Ucuz Etin Yahnisi (Haziran 2018)

İktisat biliminde bir kavram vardır : Homo Economicus


En düşük maliyetle en yüksek faydayı elde etmeye çalışan ekonomik insan olarak açıklamaya çalışsam sanırım en temel anlatıma ulaşmış olurum.


Bu her insanın doğasında olan birşeydir. Ya aynı paraya en çok faydayı (mal ya da hizmet) sağlamak isteriz, ya da aynı faydayı daha düşük maliyetle elde etmek isteriz. Pazarlıklar da hep bu yüzden yapılır zaten. Bu noktada, iktisadi açıdan çok bir sorun yok.


Peki sorun nerede?


Sorun, sadece fiyata odaklanmamızda. İlk önceliğimizin ucuzluk olmasında.

Veri Kümesi İçeriği:
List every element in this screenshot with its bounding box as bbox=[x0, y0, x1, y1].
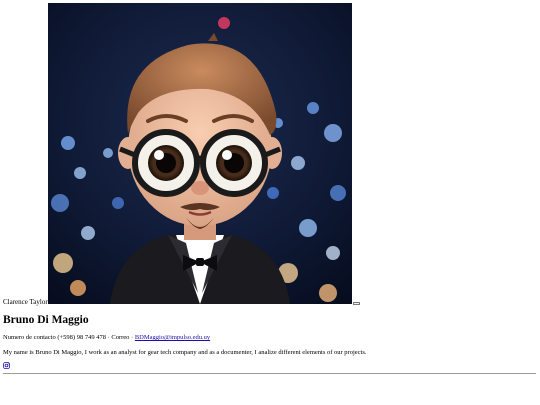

--

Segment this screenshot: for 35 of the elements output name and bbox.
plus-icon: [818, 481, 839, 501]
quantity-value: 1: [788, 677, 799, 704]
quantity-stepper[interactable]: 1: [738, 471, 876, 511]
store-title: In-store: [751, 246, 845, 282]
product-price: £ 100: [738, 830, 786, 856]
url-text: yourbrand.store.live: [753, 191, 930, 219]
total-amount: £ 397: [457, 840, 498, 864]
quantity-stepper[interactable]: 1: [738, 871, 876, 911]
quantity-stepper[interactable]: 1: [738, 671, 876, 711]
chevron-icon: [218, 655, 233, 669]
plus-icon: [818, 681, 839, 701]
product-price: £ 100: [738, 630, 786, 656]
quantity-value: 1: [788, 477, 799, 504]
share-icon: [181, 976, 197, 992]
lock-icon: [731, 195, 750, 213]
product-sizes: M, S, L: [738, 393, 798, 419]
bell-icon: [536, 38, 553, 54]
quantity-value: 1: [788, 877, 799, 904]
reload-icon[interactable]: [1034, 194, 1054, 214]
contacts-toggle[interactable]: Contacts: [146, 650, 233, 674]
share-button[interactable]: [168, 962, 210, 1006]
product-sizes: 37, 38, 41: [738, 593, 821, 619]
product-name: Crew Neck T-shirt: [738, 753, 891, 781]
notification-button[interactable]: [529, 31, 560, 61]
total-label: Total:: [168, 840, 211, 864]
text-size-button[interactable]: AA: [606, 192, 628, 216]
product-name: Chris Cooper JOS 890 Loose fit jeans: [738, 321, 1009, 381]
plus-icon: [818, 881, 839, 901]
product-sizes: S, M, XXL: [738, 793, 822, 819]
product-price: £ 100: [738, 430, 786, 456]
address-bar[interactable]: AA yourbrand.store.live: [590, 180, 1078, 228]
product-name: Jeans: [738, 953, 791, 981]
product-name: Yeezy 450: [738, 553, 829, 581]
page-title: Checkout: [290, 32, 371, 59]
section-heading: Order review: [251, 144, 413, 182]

Görev Gereksinimleri:
1. Verilen metinden "Bu her insanın" sözcüklerinden başlayıp "önceliğimizin ucuzluk olmasında." sözcükleri de dahil olmak üzere aradaki bölümü hiçbir değişiklik yapmadan çıkarın.
2. Verilen metne göre pazarlıkların neden yapıldığını bir ila üç cümleyle açıklayın.

Beklenen Yanıtlar:
1.
Bu her insanın doğasında olan birşeydir. Ya aynı paraya en çok faydayı (mal ya da hizmet) sağlamak isteriz, ya da aynı faydayı daha düşük maliyetle elde etmek isteriz. Pazarlıklar da hep bu yüzden yapılır zaten. Bu noktada, iktisadi açıdan çok bir sorun yok.


Peki sorun nerede?


Sorun, sadece fiyata odaklanmamızda. İlk önceliğimizin ucuzluk olmasında.

2. Metne göre pazarlıklar, insanların doğası gereği aynı parayla en çok faydayı (mal ya da hizmet) sağlamak ya da aynı faydayı daha düşük maliyetle elde etmek istemesi yüzünden yapılır.